-- begin Supplied entries --
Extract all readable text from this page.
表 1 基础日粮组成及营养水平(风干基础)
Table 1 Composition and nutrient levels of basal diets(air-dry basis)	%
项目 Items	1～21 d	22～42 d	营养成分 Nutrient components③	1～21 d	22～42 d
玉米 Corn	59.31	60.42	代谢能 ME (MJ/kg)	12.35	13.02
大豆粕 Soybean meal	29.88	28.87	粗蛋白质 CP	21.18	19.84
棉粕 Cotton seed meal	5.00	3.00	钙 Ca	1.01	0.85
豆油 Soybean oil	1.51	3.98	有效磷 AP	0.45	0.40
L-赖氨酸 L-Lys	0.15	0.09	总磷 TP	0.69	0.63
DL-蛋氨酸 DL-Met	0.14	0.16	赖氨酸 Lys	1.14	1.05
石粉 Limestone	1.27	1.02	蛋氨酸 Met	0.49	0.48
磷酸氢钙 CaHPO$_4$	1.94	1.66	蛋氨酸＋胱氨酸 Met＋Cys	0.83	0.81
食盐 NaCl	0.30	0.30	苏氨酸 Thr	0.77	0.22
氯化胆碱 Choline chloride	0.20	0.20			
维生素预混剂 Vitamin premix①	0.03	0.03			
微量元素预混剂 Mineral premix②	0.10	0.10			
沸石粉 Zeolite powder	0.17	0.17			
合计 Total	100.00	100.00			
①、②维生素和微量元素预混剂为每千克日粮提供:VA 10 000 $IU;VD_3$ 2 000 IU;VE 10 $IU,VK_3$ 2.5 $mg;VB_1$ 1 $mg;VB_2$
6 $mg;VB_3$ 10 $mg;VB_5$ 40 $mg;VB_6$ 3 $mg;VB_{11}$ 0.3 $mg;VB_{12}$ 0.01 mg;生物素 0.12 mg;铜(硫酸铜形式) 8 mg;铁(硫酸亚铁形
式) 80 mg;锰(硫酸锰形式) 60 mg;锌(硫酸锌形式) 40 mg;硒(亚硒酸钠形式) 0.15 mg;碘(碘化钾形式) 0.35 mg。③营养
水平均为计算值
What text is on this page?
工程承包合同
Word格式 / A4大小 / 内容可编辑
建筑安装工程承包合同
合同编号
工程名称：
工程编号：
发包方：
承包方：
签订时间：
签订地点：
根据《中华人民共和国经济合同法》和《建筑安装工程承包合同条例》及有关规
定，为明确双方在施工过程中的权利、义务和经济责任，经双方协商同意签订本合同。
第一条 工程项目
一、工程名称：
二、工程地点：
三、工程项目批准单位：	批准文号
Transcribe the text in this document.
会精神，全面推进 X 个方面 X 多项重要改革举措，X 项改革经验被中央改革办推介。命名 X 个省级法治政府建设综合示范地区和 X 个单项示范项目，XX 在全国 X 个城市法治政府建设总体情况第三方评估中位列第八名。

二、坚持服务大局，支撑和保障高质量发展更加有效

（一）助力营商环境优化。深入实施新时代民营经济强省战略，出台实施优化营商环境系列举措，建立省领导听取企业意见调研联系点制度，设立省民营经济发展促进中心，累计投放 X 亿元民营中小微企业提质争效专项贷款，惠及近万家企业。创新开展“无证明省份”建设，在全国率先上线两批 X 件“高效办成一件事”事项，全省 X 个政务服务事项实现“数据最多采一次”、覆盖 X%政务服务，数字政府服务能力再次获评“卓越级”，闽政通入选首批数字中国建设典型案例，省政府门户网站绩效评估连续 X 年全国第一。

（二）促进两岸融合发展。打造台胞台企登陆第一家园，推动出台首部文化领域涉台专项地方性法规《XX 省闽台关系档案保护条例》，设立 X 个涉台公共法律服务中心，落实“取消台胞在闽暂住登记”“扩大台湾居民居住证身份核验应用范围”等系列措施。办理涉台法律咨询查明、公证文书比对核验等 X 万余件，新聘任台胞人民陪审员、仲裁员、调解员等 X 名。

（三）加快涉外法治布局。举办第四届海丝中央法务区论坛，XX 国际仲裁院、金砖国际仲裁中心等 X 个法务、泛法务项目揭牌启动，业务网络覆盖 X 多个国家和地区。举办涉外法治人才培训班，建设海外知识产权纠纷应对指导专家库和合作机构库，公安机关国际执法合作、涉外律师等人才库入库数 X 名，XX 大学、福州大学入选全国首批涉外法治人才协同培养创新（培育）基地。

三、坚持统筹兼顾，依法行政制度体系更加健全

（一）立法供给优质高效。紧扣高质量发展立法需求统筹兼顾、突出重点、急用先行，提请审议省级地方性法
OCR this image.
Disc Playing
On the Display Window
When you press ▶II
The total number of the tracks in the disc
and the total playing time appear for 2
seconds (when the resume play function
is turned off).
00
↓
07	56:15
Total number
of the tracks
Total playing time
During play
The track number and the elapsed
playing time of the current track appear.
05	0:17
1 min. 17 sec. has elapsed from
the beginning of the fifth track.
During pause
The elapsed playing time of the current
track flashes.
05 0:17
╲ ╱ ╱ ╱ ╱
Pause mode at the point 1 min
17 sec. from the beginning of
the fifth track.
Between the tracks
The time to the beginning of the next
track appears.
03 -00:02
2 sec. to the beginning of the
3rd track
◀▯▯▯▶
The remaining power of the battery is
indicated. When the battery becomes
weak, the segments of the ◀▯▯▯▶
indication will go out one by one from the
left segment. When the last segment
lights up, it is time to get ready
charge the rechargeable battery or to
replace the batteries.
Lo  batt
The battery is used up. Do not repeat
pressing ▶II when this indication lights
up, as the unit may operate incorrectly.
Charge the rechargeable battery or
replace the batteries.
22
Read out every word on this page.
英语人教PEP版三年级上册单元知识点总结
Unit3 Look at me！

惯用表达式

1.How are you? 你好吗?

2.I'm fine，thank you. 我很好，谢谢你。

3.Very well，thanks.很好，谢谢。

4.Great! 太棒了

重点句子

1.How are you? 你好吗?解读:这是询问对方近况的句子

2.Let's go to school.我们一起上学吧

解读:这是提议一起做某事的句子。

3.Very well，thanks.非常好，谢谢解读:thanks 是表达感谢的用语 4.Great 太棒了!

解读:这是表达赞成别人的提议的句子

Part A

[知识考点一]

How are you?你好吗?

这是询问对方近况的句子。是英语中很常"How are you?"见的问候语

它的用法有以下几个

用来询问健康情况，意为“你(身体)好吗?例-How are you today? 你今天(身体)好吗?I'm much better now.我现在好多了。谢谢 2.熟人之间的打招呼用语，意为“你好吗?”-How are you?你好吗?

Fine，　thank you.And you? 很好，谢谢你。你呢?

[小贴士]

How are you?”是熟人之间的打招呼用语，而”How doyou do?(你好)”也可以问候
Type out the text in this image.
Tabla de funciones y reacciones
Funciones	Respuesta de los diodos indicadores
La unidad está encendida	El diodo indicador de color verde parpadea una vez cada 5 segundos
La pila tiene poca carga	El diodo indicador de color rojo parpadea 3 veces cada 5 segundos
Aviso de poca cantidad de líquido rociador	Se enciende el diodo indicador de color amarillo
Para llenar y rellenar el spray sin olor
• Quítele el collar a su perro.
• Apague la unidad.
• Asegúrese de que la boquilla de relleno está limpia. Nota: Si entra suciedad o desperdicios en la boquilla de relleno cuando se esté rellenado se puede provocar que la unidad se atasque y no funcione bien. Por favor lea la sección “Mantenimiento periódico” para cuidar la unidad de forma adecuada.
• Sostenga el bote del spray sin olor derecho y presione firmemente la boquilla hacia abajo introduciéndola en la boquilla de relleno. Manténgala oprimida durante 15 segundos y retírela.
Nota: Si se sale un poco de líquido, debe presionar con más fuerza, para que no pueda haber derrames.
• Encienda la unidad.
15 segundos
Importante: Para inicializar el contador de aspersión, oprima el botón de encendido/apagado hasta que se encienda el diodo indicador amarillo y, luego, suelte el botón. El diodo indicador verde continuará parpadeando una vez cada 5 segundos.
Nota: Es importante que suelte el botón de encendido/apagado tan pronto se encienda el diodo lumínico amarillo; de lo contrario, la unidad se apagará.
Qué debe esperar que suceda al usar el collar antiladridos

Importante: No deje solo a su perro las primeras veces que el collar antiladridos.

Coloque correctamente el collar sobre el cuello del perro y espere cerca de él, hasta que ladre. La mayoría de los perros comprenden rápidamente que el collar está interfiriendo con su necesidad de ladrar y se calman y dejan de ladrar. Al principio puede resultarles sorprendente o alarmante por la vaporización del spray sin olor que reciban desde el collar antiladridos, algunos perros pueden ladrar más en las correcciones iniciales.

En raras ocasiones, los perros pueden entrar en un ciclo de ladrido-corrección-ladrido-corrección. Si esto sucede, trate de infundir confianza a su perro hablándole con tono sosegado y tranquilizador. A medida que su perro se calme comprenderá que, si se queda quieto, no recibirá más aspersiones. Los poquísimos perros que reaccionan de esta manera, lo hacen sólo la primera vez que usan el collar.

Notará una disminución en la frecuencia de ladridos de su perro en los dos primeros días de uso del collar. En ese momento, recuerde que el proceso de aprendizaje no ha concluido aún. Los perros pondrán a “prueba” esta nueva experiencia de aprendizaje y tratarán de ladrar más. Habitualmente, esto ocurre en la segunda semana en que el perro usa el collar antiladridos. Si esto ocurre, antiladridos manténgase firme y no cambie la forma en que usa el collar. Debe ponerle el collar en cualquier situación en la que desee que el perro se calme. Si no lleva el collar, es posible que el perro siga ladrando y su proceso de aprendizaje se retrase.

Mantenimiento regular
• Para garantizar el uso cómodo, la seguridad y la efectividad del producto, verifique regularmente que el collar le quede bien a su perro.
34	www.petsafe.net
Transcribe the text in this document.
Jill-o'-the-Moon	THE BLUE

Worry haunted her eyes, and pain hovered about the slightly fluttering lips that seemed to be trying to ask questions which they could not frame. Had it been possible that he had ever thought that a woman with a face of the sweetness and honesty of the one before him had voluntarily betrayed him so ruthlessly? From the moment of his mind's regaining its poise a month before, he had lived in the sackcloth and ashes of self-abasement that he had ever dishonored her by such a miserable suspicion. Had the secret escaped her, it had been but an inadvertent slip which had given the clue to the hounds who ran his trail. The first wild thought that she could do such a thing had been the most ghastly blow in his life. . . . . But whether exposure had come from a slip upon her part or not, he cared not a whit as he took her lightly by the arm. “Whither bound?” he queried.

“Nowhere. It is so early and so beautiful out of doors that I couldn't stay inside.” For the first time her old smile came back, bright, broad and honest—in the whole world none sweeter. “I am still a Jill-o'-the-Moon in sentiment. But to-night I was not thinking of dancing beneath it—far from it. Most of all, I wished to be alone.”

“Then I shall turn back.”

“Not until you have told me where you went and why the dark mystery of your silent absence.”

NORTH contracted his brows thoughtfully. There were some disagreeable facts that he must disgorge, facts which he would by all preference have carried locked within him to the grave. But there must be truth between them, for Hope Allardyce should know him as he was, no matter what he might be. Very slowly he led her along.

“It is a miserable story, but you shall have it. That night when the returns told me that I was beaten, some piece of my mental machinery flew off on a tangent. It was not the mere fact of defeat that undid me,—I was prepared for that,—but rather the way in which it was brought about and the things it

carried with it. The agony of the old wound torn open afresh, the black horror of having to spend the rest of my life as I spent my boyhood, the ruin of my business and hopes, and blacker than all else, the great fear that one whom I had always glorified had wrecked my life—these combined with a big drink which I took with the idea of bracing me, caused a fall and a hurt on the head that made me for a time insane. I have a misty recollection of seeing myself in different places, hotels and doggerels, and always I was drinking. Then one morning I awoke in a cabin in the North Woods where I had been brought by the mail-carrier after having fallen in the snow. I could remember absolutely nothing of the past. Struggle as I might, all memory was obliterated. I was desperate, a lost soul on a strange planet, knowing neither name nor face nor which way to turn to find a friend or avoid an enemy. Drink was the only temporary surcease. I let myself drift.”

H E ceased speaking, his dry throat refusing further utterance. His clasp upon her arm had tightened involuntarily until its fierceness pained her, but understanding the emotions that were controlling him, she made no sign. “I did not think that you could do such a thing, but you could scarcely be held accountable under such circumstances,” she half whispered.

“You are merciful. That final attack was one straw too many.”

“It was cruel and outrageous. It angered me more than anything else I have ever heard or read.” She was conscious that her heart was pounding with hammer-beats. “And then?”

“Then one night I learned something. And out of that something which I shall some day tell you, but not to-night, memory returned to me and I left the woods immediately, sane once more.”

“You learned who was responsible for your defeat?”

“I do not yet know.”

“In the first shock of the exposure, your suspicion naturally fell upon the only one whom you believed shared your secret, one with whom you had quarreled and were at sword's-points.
-- end Supplied entries --
Look over the listing above. Pick out and copy every line that includes "page".

Extract all readable text from this page.
What text is on this page?
Read out every word on this page.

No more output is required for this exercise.